#### [EXTRACTED TEXT]
************

This is what we saw when we jumped in to investigate:

Heroku was full of purple bars — we were getting hit with waves of timeouts.
New Relic had a mountain of yellow — our MySQL database was having some issues.
CloudWatch indicated that our DB connections were pretty spikey

Many services and workers shared this database, and it was clearly getting hammered when all these sources were busy. When we investigated in-depth, we found some table locks and slower than normal queries happening across the board. Working backward, it was clear to us that this database was the source of our heartache, and we came to the conclusion that our usage had outpaced the database’s abilities.

So we knew what happened. Two paths were clear to us: we could either lessen the load on the database or we could throw some money at it. Either way, the issues should go away. But why did it happen? Understanding why the issue occurred would help shed light on a longer-term solution. At a high level, we’ve been rapidly expanding our platform horizontally. Yesteryear’s rails monolith has been torn apart in favor of microservices. We pulled non-critical logic out of the critical path and built a fleet of workers. All of these services and all of these workers were set up to dynamically scale based on load.

In the end, we realized that we went about scaling wrong. We configured these services and workers as if they were scaling in isolation. Do we have a large email campaign that needs to go out? Sure, scale-up to one hundred email workers! Do a lot of users need their rewards updated? Yup, one hundred and fifty reward workers should get that done in an appropriate amount of time. Could our platform handle those two hundred and fifty workers? Sure. But what happens if we are scaling up ten different workers at the same time? Twenty? You can see the problem. We scaled the workers as if they worked independently, but they didn’t. They shared resources, and when all workers were firing on all cylinders, there just wasn’t enough of those shared resources to go around.

We regret allowing our growing pains to affect our customers. The silver lining is that we learned some really impactful lessons that helped strengthen our engineering organization and the Thanx platform.

Tips, Lessons Learned, and Some All Too Obvious Things

Fix The Problem

Sometimes it is easy to lose sight of the short term solutions when everyone’s pitching in on solving the big-picture items. We, unfortunately, fell into this trap. We keyed in early on a possible solution: lowering the number of DB connections/requests. But instead, we quickly got lost in debating database connection limits, trying to understand the finer details of what could have caused the issues, and found ourselves traveling down other side roads to bike sheds. We discussed detailed plans for database upgrades and architectural changes. But we never ended up fixing the problem — at least not until it happened again the following morning.

************

#### [RECORD LIST]
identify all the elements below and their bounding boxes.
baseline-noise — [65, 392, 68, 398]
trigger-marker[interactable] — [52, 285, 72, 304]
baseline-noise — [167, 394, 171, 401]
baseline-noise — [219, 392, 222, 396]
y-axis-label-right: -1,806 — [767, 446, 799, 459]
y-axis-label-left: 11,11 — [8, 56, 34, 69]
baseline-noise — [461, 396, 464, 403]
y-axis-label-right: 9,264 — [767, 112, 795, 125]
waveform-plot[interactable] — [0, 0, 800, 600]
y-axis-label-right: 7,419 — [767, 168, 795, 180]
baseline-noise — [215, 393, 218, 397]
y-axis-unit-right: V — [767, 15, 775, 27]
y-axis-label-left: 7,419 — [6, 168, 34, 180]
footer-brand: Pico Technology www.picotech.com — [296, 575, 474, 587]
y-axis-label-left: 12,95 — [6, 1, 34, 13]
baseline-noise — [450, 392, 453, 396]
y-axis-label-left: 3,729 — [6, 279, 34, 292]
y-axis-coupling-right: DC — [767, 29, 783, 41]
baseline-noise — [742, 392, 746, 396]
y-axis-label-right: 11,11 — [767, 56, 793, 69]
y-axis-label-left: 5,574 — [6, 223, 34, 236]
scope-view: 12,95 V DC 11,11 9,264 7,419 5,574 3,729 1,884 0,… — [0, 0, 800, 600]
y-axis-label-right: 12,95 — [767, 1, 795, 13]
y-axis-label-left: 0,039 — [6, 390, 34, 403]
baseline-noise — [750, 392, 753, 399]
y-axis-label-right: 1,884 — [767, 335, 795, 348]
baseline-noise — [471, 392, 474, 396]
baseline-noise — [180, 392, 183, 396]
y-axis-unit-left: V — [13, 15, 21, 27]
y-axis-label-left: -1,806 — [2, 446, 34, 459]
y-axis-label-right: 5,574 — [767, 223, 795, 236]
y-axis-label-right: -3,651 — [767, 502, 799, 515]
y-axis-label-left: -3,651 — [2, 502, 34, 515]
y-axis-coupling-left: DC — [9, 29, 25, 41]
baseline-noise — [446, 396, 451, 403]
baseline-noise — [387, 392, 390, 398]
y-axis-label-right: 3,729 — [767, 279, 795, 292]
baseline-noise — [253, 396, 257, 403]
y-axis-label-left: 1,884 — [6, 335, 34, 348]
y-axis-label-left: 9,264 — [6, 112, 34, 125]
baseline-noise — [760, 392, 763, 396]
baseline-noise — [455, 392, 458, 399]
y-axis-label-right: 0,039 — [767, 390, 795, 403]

************

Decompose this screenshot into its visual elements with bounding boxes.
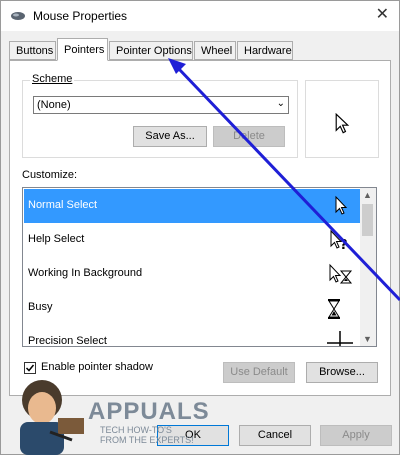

************

#### [WHAT IS REQUIRED]
Update the outage write-up from the passage starting at "This is what" and ending at "having some issues.", writing it out again with "errors" in place of "timeouts".

#### [TASK SOLUTION]
This is what we saw when we jumped in to investigate:

Heroku was full of purple bars — we were getting hit with waves of errors.
New Relic had a mountain of yellow — our MySQL database was having some issues.